▶ OBJECTIVE
Search the data below for the string "Christi". Extract every line that contains it.

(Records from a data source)
╭──

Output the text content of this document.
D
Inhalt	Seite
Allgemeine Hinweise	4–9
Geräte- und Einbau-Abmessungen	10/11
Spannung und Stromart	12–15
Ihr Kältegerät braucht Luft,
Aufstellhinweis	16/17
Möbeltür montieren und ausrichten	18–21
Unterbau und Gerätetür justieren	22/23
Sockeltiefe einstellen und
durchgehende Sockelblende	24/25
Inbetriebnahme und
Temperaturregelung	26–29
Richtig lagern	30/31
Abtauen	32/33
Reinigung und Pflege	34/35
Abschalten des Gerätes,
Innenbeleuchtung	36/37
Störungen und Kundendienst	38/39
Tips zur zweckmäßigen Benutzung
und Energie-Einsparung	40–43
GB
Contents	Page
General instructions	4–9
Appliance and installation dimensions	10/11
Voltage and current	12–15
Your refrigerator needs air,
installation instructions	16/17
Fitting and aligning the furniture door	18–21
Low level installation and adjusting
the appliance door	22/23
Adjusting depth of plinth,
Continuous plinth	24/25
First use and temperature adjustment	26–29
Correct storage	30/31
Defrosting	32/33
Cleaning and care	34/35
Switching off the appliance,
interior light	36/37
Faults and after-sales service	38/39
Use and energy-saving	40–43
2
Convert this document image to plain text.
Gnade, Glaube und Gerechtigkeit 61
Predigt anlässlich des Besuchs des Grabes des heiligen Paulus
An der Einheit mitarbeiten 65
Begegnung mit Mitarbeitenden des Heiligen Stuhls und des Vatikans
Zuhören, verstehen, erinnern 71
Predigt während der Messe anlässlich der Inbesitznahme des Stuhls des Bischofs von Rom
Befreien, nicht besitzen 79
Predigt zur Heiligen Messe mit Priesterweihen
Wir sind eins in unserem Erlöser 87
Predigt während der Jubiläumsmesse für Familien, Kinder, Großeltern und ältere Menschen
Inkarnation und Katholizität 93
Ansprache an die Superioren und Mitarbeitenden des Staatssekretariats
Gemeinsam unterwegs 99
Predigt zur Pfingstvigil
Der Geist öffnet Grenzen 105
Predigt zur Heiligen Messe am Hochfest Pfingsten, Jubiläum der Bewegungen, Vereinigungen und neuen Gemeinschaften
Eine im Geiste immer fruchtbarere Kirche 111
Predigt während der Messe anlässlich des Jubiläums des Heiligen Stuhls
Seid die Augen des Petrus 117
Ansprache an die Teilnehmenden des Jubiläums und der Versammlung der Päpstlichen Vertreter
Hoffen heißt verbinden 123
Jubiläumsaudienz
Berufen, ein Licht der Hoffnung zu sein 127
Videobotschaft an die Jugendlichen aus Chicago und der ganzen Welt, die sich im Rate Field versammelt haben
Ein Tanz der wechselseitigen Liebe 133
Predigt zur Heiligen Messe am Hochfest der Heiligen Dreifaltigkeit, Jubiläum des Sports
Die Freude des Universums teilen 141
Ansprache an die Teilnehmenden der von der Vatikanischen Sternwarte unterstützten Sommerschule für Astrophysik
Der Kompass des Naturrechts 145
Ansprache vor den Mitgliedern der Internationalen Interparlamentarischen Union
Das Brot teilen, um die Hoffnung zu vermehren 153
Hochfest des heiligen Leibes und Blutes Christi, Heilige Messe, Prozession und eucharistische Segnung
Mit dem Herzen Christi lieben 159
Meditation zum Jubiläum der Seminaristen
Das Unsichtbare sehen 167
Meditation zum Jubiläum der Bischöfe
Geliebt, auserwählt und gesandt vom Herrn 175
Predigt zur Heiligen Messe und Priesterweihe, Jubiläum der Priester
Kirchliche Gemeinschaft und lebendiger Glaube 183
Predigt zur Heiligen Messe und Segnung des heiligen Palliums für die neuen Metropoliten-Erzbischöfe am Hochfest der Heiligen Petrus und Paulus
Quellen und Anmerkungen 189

╰──

▶ WORKED ANSWER
Hochfest des heiligen Leibes und Blutes Christi, Heilige Messe, Prozession und eucharistische Segnung
Mit dem Herzen Christi lieben 159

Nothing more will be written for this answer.